Task prompt
Leave out the pictures and transcribe the rest of the records exactly.

Records for this exercise
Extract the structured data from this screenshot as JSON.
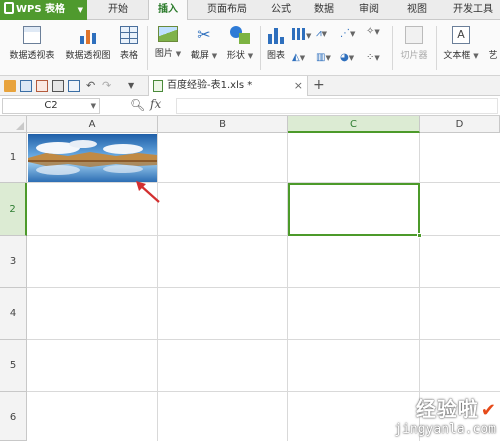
{
  "app": {
    "name": "WPS 表格"
  },
  "menu": {
    "tabs": [
      {
        "label": "开始"
      },
      {
        "label": "插入"
      },
      {
        "label": "页面布局"
      },
      {
        "label": "公式"
      },
      {
        "label": "数据"
      },
      {
        "label": "审阅"
      },
      {
        "label": "视图"
      },
      {
        "label": "开发工具"
      }
    ],
    "active_tab": "插入"
  },
  "ribbon": {
    "pivot_table": "数据透视表",
    "pivot_chart": "数据透视图",
    "table": "表格",
    "picture": "图片",
    "screenshot": "截屏",
    "shape": "形状",
    "chart": "图表",
    "slicer": "切片器",
    "textbox": "文本框",
    "art": "艺"
  },
  "document": {
    "tab_label": "百度经验-表1.xls *"
  },
  "formula_bar": {
    "name_box": "C2",
    "fx": "fx",
    "formula": ""
  },
  "grid": {
    "columns": [
      "A",
      "B",
      "C",
      "D"
    ],
    "rows": [
      "1",
      "2",
      "3",
      "4",
      "5",
      "6"
    ],
    "selected_cell": "C2",
    "selected_column": "C",
    "selected_row": "2"
  },
  "watermark": {
    "title": "经验啦",
    "url": "jingyanla.com"
  },
  "colors": {
    "accent": "#4c9a2a",
    "arrow": "#d32f2f"
  }
}
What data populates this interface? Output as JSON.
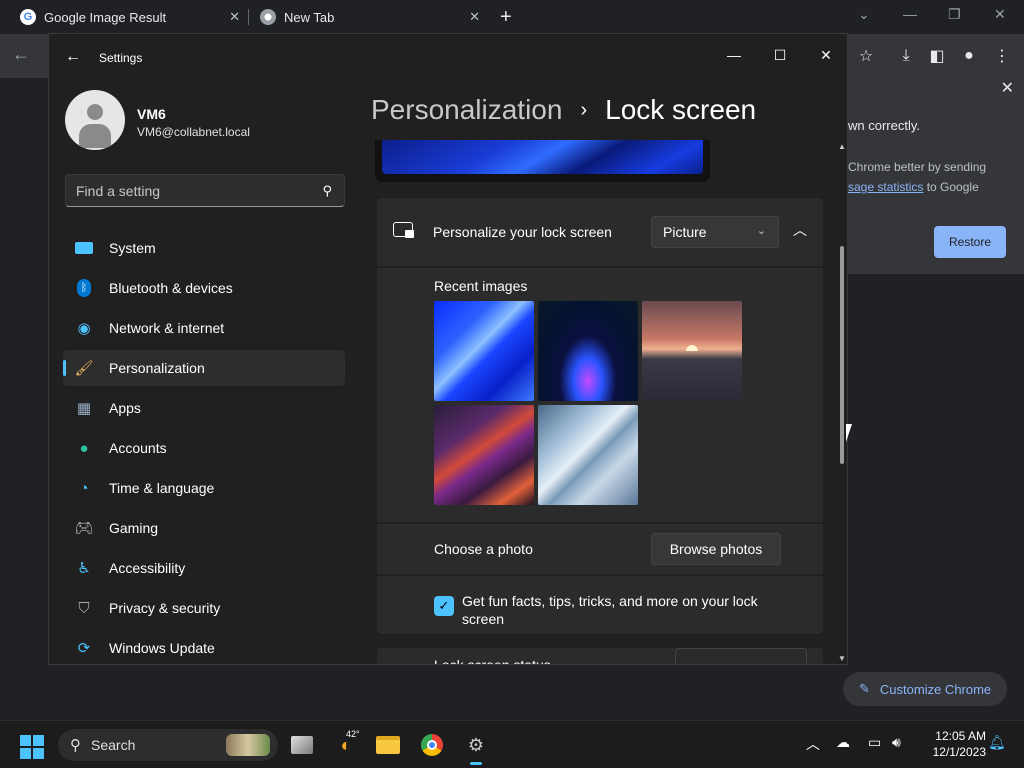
{
  "chrome": {
    "tabs": [
      {
        "title": "Google Image Result",
        "favicon": "google-icon"
      },
      {
        "title": "New Tab",
        "favicon": "chrome-icon"
      }
    ],
    "info_card": {
      "line1": "wn correctly.",
      "line2": "Chrome better by sending",
      "line3_link": "sage statistics",
      "line3_suffix": " to Google",
      "restore_label": "Restore"
    },
    "customize_label": "Customize Chrome"
  },
  "settings": {
    "title": "Settings",
    "profile": {
      "name": "VM6",
      "email": "VM6@collabnet.local"
    },
    "search_placeholder": "Find a setting",
    "nav": [
      {
        "label": "System",
        "icon": "system-icon"
      },
      {
        "label": "Bluetooth & devices",
        "icon": "bluetooth-icon"
      },
      {
        "label": "Network & internet",
        "icon": "wifi-icon"
      },
      {
        "label": "Personalization",
        "icon": "brush-icon",
        "active": true
      },
      {
        "label": "Apps",
        "icon": "apps-icon"
      },
      {
        "label": "Accounts",
        "icon": "accounts-icon"
      },
      {
        "label": "Time & language",
        "icon": "globe-clock-icon"
      },
      {
        "label": "Gaming",
        "icon": "gamepad-icon"
      },
      {
        "label": "Accessibility",
        "icon": "accessibility-icon"
      },
      {
        "label": "Privacy & security",
        "icon": "shield-icon"
      },
      {
        "label": "Windows Update",
        "icon": "update-icon"
      }
    ],
    "breadcrumb": {
      "parent": "Personalization",
      "current": "Lock screen"
    },
    "personalize": {
      "title": "Personalize your lock screen",
      "value": "Picture"
    },
    "recent_images_label": "Recent images",
    "choose_photo_label": "Choose a photo",
    "browse_photos_label": "Browse photos",
    "fun_facts_label": "Get fun facts, tips, tricks, and more on your lock screen",
    "fun_facts_checked": true,
    "lock_status_label": "Lock screen status"
  },
  "taskbar": {
    "search_label": "Search",
    "weather_temp": "42°",
    "time": "12:05 AM",
    "date": "12/1/2023"
  },
  "colors": {
    "accent": "#4cc2ff",
    "chrome_link": "#8ab4f8",
    "settings_bg": "#202020",
    "card_bg": "#2b2b2b"
  }
}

Full answer
Extract the structured data from this screenshot as JSON.
{
  "app": {
    "name": "WPS 表格"
  },
  "menu": {
    "tabs": [
      {
        "label": "开始"
      },
      {
        "label": "插入"
      },
      {
        "label": "页面布局"
      },
      {
        "label": "公式"
      },
      {
        "label": "数据"
      },
      {
        "label": "审阅"
      },
      {
        "label": "视图"
      },
      {
        "label": "开发工具"
      }
    ],
    "active_tab": "插入"
  },
  "ribbon": {
    "pivot_table": "数据透视表",
    "pivot_chart": "数据透视图",
    "table": "表格",
    "picture": "图片",
    "screenshot": "截屏",
    "shape": "形状",
    "chart": "图表",
    "slicer": "切片器",
    "textbox": "文本框",
    "art": "艺"
  },
  "document": {
    "tab_label": "百度经验-表1.xls *"
  },
  "formula_bar": {
    "name_box": "C2",
    "fx": "fx",
    "formula": ""
  },
  "grid": {
    "columns": [
      "A",
      "B",
      "C",
      "D"
    ],
    "rows": [
      "1",
      "2",
      "3",
      "4",
      "5",
      "6"
    ],
    "selected_cell": "C2",
    "selected_column": "C",
    "selected_row": "2"
  },
  "watermark": {
    "title": "经验啦",
    "url": "jingyanla.com"
  },
  "colors": {
    "accent": "#4c9a2a",
    "arrow": "#d32f2f"
  }
}
What data populates this interface? Output as JSON.
{
  "chrome": {
    "tabs": [
      {
        "title": "Google Image Result",
        "favicon": "google-icon"
      },
      {
        "title": "New Tab",
        "favicon": "chrome-icon"
      }
    ],
    "info_card": {
      "line1": "wn correctly.",
      "line2": "Chrome better by sending",
      "line3_link": "sage statistics",
      "line3_suffix": " to Google",
      "restore_label": "Restore"
    },
    "customize_label": "Customize Chrome"
  },
  "settings": {
    "title": "Settings",
    "profile": {
      "name": "VM6",
      "email": "VM6@collabnet.local"
    },
    "search_placeholder": "Find a setting",
    "nav": [
      {
        "label": "System",
        "icon": "system-icon"
      },
      {
        "label": "Bluetooth & devices",
        "icon": "bluetooth-icon"
      },
      {
        "label": "Network & internet",
        "icon": "wifi-icon"
      },
      {
        "label": "Personalization",
        "icon": "brush-icon",
        "active": true
      },
      {
        "label": "Apps",
        "icon": "apps-icon"
      },
      {
        "label": "Accounts",
        "icon": "accounts-icon"
      },
      {
        "label": "Time & language",
        "icon": "globe-clock-icon"
      },
      {
        "label": "Gaming",
        "icon": "gamepad-icon"
      },
      {
        "label": "Accessibility",
        "icon": "accessibility-icon"
      },
      {
        "label": "Privacy & security",
        "icon": "shield-icon"
      },
      {
        "label": "Windows Update",
        "icon": "update-icon"
      }
    ],
    "breadcrumb": {
      "parent": "Personalization",
      "current": "Lock screen"
    },
    "personalize": {
      "title": "Personalize your lock screen",
      "value": "Picture"
    },
    "recent_images_label": "Recent images",
    "choose_photo_label": "Choose a photo",
    "browse_photos_label": "Browse photos",
    "fun_facts_label": "Get fun facts, tips, tricks, and more on your lock screen",
    "fun_facts_checked": true,
    "lock_status_label": "Lock screen status"
  },
  "taskbar": {
    "search_label": "Search",
    "weather_temp": "42°",
    "time": "12:05 AM",
    "date": "12/1/2023"
  },
  "colors": {
    "accent": "#4cc2ff",
    "chrome_link": "#8ab4f8",
    "settings_bg": "#202020",
    "card_bg": "#2b2b2b"
  }
}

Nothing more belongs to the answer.